• [Problem]:
Report each line of the data that has "ylabel" somewhere in it.

## BEGIN Given records

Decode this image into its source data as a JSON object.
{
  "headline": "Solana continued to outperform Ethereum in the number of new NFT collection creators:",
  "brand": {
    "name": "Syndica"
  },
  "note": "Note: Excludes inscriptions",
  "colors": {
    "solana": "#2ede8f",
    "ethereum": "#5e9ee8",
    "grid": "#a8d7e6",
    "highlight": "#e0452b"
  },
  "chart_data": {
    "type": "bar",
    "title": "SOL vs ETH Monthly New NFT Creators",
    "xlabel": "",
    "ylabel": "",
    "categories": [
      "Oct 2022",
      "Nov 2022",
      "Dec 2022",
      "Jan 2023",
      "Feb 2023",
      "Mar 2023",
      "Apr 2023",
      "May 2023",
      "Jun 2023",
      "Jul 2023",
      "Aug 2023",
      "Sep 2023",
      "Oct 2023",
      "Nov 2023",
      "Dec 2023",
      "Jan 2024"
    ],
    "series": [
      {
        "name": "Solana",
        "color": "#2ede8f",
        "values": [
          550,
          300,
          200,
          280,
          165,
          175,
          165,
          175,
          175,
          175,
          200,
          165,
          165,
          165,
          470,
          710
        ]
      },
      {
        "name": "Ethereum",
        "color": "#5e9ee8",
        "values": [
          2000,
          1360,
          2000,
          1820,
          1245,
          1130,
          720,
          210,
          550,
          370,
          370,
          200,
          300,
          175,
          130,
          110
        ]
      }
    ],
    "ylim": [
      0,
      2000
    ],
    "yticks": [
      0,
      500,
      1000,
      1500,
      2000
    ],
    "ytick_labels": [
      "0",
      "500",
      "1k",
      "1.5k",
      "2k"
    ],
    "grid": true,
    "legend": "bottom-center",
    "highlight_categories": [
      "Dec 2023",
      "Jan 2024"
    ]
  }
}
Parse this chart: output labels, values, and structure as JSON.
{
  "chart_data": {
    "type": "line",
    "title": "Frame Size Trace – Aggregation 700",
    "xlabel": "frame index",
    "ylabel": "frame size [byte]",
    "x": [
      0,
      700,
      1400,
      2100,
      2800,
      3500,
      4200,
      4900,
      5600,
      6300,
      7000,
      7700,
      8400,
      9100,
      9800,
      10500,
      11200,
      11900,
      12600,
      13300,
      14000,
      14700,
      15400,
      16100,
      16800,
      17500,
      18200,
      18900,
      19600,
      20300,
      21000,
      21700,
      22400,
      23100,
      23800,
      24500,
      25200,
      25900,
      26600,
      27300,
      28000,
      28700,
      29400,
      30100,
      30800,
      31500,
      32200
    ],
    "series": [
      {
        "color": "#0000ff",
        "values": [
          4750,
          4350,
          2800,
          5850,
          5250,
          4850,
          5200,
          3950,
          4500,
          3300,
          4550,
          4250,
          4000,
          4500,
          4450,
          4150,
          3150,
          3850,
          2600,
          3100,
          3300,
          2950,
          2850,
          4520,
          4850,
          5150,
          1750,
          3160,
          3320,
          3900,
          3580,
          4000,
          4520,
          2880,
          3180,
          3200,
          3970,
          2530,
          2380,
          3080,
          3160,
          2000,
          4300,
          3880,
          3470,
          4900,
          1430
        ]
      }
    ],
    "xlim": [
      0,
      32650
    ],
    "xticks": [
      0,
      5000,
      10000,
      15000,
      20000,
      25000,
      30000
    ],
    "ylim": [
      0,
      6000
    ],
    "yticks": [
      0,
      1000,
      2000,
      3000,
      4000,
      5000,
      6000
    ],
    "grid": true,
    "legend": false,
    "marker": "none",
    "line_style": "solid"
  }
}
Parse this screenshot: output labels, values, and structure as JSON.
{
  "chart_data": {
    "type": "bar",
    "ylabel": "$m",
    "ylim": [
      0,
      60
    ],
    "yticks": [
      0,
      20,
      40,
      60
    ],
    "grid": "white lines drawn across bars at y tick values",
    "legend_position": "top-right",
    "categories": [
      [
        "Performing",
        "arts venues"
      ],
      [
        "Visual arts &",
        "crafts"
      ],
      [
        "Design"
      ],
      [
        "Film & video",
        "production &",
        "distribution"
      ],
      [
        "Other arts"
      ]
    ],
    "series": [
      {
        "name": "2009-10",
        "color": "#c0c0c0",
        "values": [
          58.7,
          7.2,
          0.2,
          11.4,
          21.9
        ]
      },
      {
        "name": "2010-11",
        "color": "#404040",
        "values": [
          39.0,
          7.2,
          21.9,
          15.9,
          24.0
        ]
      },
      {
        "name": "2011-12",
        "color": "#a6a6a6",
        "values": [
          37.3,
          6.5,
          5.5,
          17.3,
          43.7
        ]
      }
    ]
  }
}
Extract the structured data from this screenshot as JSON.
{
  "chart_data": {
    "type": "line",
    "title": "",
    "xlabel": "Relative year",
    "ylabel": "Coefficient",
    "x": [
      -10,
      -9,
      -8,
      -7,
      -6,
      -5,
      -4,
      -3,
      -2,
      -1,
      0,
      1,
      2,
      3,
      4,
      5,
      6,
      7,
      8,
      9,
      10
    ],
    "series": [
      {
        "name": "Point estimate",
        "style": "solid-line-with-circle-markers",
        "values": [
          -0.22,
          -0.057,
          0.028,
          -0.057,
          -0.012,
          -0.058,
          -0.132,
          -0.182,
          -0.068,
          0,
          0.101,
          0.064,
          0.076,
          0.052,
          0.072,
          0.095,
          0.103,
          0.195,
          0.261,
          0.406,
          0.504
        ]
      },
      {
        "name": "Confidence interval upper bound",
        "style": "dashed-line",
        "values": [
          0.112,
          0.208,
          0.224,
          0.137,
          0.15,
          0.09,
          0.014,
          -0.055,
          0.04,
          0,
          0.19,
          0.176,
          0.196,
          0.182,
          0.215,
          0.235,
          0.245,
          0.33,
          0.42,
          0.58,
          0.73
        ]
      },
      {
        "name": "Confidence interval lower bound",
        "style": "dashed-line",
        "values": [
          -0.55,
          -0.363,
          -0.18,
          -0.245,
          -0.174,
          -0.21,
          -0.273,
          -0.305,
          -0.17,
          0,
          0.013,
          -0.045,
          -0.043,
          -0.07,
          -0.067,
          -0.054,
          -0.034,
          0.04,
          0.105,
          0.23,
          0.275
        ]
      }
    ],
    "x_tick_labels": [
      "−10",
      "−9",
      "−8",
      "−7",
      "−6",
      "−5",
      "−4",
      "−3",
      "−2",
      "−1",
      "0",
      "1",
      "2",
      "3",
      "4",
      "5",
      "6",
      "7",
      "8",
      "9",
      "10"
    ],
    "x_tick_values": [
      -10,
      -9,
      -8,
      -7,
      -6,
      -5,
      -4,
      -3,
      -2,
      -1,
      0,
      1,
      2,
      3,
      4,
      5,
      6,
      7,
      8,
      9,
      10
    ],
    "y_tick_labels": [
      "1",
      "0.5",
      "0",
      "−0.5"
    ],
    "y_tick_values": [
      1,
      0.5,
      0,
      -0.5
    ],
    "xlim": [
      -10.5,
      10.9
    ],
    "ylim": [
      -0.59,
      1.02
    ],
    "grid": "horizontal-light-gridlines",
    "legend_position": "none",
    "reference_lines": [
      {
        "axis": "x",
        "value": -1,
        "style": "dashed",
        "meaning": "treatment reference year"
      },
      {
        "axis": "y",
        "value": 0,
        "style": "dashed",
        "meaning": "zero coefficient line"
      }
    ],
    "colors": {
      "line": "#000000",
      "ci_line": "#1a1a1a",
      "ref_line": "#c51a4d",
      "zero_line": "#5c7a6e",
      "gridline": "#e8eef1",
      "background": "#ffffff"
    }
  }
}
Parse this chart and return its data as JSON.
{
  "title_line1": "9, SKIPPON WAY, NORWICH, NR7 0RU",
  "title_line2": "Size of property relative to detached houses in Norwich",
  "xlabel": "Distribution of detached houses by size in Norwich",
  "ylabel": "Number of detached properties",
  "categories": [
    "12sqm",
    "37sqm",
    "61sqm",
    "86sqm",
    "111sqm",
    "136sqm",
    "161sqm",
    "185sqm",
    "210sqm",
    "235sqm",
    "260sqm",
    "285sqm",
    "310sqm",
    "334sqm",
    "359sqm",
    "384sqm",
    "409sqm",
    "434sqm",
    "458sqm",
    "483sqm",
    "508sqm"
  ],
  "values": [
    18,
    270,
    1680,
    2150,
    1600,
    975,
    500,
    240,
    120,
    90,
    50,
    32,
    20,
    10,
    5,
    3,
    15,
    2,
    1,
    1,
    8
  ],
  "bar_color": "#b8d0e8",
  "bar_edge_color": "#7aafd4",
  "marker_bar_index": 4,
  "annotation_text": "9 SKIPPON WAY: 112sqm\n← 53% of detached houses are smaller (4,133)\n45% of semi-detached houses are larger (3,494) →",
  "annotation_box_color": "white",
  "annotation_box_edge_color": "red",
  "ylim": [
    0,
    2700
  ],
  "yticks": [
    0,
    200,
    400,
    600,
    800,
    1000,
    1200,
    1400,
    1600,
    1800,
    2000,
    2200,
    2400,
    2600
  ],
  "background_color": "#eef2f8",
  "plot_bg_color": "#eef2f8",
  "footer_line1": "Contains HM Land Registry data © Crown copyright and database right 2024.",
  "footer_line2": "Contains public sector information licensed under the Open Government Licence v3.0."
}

## END Given records

• [Result of the exercise]:
    "ylabel": "",
    "ylabel": "frame size [byte]",
    "ylabel": "$m",
    "ylabel": "Coefficient",
  "ylabel": "Number of detached properties",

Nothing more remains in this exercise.